▸ **DATA SHOWN**:
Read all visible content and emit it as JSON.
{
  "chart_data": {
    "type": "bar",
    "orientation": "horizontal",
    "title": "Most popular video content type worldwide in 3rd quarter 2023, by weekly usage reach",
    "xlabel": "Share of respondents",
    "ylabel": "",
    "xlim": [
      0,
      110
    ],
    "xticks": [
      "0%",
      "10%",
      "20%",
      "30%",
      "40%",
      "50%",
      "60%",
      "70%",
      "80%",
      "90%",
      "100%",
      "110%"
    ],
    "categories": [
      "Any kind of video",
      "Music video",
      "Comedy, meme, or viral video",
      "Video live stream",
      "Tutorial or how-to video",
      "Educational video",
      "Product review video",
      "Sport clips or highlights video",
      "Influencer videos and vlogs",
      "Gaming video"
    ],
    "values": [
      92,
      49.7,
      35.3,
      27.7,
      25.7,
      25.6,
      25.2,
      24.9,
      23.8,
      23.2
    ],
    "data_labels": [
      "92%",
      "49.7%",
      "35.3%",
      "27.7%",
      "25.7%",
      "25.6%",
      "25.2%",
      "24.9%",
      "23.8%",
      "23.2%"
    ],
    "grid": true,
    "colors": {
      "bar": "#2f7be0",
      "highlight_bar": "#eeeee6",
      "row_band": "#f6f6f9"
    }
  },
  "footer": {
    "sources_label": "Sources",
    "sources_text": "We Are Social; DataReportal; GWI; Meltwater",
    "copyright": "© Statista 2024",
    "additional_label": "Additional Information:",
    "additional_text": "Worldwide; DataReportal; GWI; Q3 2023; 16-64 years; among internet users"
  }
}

▸ **WORK INSTRUCTIONS**: Please copy out the data above exactly.

▸ **YOUR SOLUTION**:
Read all visible content and emit it as JSON.
{
  "chart_data": {
    "type": "bar",
    "orientation": "horizontal",
    "title": "Most popular video content type worldwide in 3rd quarter 2023, by weekly usage reach",
    "xlabel": "Share of respondents",
    "ylabel": "",
    "xlim": [
      0,
      110
    ],
    "xticks": [
      "0%",
      "10%",
      "20%",
      "30%",
      "40%",
      "50%",
      "60%",
      "70%",
      "80%",
      "90%",
      "100%",
      "110%"
    ],
    "categories": [
      "Any kind of video",
      "Music video",
      "Comedy, meme, or viral video",
      "Video live stream",
      "Tutorial or how-to video",
      "Educational video",
      "Product review video",
      "Sport clips or highlights video",
      "Influencer videos and vlogs",
      "Gaming video"
    ],
    "values": [
      92,
      49.7,
      35.3,
      27.7,
      25.7,
      25.6,
      25.2,
      24.9,
      23.8,
      23.2
    ],
    "data_labels": [
      "92%",
      "49.7%",
      "35.3%",
      "27.7%",
      "25.7%",
      "25.6%",
      "25.2%",
      "24.9%",
      "23.8%",
      "23.2%"
    ],
    "grid": true,
    "colors": {
      "bar": "#2f7be0",
      "highlight_bar": "#eeeee6",
      "row_band": "#f6f6f9"
    }
  },
  "footer": {
    "sources_label": "Sources",
    "sources_text": "We Are Social; DataReportal; GWI; Meltwater",
    "copyright": "© Statista 2024",
    "additional_label": "Additional Information:",
    "additional_text": "Worldwide; DataReportal; GWI; Q3 2023; 16-64 years; among internet users"
  }
}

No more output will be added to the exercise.